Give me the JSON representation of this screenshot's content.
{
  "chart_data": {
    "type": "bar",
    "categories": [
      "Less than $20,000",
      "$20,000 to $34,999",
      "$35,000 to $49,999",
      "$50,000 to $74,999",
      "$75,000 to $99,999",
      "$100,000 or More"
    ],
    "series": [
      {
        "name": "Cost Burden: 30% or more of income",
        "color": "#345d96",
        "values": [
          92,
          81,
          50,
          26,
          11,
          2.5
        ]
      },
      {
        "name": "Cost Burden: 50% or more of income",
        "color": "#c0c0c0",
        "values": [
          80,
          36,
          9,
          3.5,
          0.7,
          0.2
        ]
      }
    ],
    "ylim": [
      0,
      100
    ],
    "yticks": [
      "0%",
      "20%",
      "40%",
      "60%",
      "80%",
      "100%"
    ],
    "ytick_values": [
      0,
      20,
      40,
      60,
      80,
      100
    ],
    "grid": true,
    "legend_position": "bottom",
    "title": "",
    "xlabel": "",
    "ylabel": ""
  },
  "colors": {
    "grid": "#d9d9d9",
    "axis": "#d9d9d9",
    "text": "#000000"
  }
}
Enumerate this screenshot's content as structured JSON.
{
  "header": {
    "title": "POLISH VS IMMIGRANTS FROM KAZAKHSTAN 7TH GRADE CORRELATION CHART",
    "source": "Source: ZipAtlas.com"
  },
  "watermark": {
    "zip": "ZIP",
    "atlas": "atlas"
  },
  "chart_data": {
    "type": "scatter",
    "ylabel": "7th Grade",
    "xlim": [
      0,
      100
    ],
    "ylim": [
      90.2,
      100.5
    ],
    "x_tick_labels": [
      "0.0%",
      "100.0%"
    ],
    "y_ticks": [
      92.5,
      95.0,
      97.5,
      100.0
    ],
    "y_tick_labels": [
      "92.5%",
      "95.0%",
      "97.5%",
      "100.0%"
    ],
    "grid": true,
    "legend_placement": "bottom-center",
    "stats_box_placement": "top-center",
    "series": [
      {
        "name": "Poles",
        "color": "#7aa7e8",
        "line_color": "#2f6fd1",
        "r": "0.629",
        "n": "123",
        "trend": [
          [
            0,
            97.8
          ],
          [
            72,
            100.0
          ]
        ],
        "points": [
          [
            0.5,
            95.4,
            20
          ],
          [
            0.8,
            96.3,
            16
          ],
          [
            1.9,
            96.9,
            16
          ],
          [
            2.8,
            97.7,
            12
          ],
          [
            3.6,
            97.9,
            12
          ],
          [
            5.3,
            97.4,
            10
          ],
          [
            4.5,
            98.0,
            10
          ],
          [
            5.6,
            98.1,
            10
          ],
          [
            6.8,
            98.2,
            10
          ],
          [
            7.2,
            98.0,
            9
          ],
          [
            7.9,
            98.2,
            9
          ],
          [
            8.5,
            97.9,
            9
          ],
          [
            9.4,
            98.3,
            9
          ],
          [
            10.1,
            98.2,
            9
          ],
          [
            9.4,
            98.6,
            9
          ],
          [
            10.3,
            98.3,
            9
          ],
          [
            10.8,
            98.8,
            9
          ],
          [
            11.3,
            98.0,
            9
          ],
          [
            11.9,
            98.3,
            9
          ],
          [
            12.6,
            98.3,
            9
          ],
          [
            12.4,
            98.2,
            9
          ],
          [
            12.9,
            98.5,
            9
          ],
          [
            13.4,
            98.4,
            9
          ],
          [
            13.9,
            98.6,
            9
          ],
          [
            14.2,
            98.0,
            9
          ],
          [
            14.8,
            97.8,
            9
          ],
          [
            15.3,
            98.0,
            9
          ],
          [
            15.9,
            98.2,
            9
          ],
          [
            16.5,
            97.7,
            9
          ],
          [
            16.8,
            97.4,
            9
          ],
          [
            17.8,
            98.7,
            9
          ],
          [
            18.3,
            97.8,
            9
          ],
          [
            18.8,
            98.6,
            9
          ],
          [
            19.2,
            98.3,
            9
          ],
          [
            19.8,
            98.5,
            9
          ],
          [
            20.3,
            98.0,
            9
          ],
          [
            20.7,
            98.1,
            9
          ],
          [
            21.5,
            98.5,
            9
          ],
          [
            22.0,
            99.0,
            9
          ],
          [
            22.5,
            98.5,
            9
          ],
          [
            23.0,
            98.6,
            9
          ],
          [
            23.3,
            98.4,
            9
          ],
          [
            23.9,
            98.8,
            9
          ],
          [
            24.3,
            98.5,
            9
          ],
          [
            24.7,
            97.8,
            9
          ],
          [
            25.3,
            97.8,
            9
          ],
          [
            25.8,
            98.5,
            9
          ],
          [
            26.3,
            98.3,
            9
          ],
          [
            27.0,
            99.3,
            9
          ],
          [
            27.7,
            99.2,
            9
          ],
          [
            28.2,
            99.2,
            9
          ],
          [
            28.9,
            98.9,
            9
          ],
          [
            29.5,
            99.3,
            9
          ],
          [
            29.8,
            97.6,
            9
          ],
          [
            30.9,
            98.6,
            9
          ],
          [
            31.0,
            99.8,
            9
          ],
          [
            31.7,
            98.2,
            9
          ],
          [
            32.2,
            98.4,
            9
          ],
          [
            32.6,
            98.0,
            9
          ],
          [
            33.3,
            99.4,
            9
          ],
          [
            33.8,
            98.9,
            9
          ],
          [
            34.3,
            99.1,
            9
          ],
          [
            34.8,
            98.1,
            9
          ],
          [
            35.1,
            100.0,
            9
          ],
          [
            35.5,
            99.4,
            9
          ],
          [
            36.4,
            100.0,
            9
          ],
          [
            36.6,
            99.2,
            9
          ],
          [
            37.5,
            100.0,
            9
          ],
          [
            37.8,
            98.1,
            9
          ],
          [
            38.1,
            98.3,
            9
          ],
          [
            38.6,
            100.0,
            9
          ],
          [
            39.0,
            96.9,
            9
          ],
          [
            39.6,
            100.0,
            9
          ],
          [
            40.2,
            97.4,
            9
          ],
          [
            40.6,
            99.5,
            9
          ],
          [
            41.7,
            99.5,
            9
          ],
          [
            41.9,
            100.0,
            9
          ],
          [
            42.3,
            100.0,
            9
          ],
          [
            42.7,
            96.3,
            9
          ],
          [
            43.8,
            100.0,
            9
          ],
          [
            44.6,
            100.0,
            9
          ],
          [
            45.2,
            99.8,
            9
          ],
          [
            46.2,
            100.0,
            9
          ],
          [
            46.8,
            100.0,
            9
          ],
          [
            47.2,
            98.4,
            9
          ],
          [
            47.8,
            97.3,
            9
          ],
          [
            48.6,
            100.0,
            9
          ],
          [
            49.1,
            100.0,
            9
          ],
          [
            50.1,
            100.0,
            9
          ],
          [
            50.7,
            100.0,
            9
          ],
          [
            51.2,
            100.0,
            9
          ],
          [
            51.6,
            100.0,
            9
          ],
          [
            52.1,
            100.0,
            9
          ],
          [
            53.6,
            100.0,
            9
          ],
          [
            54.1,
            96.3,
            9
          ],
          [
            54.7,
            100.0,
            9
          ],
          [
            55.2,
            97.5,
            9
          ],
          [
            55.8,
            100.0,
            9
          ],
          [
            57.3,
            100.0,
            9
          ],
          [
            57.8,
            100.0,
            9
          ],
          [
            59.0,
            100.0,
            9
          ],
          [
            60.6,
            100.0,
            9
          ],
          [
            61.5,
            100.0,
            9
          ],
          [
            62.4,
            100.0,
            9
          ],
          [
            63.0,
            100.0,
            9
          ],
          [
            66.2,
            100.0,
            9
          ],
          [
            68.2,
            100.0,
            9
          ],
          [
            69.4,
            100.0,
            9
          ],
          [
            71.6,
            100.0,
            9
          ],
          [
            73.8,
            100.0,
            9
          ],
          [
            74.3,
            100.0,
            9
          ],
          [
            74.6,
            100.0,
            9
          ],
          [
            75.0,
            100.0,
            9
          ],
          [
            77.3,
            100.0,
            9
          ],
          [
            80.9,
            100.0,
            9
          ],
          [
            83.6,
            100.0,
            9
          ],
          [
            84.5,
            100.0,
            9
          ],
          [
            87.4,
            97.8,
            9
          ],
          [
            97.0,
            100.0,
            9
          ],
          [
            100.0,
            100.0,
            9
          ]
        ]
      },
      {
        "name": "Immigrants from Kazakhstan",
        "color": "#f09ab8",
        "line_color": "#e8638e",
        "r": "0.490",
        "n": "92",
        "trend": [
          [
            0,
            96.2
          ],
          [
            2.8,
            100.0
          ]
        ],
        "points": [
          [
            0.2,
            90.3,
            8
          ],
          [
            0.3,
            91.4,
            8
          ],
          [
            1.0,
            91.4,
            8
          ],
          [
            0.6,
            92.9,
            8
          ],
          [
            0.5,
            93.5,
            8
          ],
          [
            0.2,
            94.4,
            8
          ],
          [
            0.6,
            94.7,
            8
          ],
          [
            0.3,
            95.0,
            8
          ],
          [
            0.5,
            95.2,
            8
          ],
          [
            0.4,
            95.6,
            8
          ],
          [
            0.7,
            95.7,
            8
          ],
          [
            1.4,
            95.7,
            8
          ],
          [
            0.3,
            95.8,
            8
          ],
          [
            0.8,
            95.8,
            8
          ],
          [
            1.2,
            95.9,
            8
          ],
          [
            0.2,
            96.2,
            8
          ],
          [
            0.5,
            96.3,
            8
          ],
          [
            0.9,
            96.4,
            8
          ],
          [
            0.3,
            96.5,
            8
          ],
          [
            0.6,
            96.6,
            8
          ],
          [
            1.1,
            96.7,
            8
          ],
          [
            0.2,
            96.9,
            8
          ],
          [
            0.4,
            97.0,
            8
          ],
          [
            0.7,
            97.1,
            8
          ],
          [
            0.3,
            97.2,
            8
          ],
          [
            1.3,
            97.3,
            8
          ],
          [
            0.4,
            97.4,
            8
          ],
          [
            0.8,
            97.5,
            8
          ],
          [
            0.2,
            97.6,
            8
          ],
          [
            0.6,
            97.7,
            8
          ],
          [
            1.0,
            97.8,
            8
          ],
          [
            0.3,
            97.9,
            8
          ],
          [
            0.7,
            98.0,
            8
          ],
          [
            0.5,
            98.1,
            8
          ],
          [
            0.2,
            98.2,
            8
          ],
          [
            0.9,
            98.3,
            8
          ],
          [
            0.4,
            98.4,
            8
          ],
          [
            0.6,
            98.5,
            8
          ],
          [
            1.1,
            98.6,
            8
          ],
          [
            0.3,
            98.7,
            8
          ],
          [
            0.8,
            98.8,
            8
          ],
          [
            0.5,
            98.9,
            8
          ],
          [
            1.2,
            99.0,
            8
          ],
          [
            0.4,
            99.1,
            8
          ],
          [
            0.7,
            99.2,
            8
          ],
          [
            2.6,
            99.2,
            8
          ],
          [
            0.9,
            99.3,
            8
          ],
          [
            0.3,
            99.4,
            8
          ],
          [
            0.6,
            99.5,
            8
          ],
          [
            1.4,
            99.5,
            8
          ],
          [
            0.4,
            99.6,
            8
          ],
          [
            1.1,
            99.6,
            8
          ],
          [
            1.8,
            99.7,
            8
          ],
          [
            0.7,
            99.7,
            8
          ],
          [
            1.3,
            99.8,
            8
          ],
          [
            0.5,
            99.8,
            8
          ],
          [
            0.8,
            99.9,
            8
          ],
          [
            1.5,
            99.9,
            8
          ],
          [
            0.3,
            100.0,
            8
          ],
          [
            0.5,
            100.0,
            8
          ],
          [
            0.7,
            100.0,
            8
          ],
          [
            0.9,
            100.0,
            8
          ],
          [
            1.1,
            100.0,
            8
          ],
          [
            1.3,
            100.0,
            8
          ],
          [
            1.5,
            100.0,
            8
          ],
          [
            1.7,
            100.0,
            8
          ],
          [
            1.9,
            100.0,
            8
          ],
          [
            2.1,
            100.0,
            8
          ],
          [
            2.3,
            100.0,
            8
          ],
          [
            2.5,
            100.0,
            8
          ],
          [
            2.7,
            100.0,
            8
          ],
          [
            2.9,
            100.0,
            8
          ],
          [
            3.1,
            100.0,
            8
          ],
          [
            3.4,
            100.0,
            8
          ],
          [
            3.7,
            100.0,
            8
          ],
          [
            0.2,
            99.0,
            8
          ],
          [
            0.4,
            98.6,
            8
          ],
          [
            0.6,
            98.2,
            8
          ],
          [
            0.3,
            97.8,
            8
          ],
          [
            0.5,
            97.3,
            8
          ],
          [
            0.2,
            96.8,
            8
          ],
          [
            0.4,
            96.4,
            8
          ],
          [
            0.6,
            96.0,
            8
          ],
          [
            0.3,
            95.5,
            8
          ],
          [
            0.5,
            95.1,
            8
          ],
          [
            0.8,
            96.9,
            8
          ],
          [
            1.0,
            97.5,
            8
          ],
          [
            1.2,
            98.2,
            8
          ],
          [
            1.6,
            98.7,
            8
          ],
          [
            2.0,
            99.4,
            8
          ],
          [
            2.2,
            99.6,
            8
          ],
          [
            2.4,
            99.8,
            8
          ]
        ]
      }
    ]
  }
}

■ Work required: Look for the word "screenshot" and return every line where it occurs.

■ Output of the task:
Give me the JSON representation of this screenshot's content.
Enumerate this screenshot's content as structured JSON.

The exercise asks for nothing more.